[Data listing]
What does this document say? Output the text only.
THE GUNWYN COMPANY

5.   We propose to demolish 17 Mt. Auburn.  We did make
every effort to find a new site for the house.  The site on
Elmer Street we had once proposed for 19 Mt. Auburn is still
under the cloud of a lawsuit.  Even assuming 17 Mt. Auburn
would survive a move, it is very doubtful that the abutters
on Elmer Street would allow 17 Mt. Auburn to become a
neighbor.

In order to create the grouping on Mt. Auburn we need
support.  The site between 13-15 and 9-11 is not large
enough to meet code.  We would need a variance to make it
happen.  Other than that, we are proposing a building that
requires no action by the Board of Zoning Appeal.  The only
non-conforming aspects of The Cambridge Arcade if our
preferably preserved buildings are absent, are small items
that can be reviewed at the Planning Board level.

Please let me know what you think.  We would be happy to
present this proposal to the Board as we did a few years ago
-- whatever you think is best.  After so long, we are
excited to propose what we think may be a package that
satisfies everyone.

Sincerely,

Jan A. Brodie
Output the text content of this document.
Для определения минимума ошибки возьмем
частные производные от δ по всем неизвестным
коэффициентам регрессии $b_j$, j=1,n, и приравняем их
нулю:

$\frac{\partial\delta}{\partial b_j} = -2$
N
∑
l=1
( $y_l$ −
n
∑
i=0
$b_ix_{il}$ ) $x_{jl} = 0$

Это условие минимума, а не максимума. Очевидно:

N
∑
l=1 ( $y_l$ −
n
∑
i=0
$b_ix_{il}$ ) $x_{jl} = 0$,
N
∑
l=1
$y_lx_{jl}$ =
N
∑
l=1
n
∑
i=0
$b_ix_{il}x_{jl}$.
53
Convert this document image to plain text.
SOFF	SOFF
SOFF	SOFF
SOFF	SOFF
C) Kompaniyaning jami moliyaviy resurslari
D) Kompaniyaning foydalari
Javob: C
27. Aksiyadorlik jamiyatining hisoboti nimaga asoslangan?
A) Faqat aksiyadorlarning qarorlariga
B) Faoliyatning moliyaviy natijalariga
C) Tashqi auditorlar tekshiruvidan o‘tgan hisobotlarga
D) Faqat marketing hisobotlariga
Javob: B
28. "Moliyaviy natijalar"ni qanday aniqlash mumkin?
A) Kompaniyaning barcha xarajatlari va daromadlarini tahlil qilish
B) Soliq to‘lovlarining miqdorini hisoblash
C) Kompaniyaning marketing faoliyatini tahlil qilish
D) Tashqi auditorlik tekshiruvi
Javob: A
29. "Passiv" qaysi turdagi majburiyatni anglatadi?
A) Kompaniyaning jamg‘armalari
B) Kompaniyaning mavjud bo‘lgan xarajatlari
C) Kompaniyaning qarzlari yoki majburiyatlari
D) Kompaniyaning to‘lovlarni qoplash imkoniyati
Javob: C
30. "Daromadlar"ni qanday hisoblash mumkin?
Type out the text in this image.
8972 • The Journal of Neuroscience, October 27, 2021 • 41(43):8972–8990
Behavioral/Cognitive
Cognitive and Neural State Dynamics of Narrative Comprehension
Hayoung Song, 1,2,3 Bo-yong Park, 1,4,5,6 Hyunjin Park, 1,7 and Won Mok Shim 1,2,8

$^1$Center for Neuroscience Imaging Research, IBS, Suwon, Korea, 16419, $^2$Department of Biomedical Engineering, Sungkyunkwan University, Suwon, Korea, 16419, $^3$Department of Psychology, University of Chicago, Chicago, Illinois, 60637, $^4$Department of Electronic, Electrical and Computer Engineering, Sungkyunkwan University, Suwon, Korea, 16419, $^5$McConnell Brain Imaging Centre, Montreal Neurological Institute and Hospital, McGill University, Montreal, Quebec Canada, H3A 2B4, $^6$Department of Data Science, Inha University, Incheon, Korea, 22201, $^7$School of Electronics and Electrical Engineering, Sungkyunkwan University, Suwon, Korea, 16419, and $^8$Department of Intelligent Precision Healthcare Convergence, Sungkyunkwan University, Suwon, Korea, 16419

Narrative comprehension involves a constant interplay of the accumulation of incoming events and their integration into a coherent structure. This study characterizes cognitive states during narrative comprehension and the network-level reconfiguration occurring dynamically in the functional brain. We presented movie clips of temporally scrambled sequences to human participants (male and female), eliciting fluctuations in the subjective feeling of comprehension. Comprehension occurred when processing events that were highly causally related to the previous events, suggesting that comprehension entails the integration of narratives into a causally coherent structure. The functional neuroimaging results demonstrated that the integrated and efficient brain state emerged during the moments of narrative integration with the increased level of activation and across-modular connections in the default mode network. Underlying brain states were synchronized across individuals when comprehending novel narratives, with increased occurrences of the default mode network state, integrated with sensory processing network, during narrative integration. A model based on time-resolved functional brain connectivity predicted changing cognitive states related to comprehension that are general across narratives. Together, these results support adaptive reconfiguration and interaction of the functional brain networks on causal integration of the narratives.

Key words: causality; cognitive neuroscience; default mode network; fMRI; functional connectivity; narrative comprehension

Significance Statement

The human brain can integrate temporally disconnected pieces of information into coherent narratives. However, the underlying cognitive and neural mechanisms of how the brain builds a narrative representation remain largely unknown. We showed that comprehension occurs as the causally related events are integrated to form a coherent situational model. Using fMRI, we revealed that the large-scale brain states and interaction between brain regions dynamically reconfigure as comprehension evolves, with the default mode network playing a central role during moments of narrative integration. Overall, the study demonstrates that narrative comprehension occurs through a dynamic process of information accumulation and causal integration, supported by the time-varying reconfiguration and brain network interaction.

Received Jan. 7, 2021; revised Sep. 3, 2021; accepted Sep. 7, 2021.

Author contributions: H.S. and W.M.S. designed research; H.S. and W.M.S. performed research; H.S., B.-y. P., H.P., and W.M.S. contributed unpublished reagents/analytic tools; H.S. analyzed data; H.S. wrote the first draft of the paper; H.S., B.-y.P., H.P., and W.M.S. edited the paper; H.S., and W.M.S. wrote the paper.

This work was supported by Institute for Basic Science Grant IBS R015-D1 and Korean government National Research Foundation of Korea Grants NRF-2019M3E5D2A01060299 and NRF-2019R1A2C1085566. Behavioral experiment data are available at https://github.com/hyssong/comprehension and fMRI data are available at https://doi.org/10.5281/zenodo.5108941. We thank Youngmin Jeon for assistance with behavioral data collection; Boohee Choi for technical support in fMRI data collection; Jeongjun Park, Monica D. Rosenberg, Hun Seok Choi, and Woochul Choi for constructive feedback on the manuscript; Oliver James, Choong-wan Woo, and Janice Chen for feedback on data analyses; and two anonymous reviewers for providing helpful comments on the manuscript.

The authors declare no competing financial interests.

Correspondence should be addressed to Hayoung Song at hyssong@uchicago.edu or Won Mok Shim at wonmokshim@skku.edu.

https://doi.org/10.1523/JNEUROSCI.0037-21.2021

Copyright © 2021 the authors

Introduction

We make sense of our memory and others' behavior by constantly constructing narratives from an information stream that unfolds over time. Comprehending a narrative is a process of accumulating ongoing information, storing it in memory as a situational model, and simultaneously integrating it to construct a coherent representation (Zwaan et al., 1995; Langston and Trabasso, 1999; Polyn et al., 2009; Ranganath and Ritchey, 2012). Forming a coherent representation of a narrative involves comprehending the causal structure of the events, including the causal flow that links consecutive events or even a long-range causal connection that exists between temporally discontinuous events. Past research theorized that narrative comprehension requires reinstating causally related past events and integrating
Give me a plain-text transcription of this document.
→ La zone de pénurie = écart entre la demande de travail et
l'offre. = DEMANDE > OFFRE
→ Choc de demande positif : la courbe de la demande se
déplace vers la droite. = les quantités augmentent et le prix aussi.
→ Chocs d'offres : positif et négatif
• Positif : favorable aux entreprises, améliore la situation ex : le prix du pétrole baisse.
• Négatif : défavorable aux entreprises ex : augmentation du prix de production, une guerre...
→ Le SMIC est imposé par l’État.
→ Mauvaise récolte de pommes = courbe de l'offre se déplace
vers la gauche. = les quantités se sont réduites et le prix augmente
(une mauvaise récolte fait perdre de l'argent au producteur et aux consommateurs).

- TASK PROMPT
Exactly and only the lines from the line containing "Give me a plain-text" through the last line of the entries should be copied, both ends included.

- TASK SOLUTION
Give me a plain-text transcription of this document.
→ La zone de pénurie = écart entre la demande de travail et
l'offre. = DEMANDE > OFFRE
→ Choc de demande positif : la courbe de la demande se
déplace vers la droite. = les quantités augmentent et le prix aussi.
→ Chocs d'offres : positif et négatif
• Positif : favorable aux entreprises, améliore la situation ex : le prix du pétrole baisse.
• Négatif : défavorable aux entreprises ex : augmentation du prix de production, une guerre...
→ Le SMIC est imposé par l’État.
→ Mauvaise récolte de pommes = courbe de l'offre se déplace
vers la gauche. = les quantités se sont réduites et le prix augmente
(une mauvaise récolte fait perdre de l'argent au producteur et aux consommateurs).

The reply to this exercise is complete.